[Dataset items]
════════

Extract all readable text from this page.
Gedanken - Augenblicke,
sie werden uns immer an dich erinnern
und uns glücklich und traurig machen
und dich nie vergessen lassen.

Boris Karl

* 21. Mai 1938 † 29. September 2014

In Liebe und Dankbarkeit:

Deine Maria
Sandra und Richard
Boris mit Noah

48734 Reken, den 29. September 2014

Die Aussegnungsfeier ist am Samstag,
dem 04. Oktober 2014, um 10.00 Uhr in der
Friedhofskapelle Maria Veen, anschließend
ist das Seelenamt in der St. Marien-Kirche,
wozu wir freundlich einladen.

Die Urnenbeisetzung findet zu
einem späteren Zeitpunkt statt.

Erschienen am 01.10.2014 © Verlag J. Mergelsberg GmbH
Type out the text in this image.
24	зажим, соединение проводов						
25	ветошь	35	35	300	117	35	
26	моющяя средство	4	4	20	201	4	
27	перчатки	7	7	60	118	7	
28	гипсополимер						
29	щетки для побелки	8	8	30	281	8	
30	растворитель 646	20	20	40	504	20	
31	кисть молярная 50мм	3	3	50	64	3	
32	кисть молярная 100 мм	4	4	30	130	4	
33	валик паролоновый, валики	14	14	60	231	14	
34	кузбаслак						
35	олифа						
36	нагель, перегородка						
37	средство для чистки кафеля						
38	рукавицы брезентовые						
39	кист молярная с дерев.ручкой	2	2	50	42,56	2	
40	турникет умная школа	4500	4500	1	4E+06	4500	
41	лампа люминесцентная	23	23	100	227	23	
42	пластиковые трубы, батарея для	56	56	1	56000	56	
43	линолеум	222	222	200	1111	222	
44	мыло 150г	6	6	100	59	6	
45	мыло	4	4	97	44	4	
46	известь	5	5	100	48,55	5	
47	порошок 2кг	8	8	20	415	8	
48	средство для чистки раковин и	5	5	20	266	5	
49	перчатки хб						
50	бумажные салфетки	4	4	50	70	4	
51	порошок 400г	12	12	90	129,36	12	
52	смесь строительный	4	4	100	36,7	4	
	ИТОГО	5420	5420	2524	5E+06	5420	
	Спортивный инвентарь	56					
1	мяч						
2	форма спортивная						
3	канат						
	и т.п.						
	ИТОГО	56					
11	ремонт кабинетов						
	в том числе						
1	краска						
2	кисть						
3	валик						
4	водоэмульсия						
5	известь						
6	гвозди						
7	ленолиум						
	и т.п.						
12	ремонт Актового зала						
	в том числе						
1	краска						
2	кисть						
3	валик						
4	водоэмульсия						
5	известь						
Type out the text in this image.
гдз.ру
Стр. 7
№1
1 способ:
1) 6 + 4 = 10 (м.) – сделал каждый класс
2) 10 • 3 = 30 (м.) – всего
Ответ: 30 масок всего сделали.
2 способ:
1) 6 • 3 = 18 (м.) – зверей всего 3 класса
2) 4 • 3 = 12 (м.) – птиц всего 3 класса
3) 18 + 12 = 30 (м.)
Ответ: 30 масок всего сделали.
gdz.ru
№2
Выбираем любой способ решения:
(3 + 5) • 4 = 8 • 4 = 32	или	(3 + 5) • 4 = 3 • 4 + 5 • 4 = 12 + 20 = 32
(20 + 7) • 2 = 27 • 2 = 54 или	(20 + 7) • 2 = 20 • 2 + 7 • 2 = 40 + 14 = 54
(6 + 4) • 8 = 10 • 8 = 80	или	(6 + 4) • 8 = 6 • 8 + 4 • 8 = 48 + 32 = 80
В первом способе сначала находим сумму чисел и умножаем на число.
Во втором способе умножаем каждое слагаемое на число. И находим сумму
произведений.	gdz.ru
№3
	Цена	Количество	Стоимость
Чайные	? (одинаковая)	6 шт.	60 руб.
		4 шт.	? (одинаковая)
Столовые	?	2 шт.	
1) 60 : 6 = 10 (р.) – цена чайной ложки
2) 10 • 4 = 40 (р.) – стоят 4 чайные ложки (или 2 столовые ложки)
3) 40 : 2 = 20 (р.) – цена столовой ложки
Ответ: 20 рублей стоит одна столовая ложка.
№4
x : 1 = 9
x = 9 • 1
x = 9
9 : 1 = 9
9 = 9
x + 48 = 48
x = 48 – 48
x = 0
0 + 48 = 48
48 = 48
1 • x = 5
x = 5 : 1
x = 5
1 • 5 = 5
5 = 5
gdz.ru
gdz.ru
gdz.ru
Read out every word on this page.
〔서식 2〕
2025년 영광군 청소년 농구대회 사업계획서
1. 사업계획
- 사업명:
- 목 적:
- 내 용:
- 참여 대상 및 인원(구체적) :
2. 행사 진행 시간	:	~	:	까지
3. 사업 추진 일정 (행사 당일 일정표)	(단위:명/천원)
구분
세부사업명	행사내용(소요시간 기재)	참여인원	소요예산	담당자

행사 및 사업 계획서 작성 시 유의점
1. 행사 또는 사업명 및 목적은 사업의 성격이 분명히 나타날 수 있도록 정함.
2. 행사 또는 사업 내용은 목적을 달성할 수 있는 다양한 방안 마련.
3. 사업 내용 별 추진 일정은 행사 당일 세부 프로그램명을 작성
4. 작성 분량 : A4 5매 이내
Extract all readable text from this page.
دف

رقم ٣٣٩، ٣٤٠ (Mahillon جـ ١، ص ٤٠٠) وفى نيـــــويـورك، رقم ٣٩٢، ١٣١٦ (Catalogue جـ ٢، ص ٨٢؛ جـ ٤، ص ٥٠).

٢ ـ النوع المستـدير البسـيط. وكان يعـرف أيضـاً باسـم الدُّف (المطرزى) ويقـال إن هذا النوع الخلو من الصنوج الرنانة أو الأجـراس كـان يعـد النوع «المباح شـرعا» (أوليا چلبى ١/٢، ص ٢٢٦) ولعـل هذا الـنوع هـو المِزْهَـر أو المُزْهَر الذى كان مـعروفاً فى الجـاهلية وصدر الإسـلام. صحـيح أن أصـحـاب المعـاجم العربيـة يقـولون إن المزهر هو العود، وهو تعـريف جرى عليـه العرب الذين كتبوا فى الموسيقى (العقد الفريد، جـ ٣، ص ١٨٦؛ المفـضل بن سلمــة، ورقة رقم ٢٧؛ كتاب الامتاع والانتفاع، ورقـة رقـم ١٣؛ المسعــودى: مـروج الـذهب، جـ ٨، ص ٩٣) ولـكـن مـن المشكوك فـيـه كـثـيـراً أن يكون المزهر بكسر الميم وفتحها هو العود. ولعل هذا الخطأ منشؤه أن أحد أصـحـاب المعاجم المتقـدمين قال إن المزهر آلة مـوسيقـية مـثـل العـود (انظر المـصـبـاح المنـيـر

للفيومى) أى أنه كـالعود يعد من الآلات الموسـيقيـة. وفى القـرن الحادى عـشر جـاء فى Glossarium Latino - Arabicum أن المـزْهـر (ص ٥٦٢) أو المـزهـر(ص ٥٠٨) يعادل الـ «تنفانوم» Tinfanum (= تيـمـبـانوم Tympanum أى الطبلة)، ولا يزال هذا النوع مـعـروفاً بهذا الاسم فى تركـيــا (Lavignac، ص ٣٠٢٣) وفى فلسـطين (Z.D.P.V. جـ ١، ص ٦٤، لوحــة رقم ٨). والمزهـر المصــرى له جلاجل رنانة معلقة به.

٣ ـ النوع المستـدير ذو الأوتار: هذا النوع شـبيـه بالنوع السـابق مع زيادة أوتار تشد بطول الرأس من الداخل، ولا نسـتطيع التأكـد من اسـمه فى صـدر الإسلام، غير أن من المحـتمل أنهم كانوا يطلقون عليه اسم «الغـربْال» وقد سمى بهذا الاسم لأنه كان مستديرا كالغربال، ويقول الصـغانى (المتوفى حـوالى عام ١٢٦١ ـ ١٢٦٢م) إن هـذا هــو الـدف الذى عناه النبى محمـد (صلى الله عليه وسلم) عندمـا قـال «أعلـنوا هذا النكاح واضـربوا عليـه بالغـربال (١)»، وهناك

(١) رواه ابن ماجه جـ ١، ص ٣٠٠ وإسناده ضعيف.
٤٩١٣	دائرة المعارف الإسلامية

════════

- TASK TO COMPLETE -
List all lines from the entries that include the word "находим".

- OUTPUT BELOW -
В первом способе сначала находим сумму чисел и умножаем на число.
Во втором способе умножаем каждое слагаемое на число. И находим сумму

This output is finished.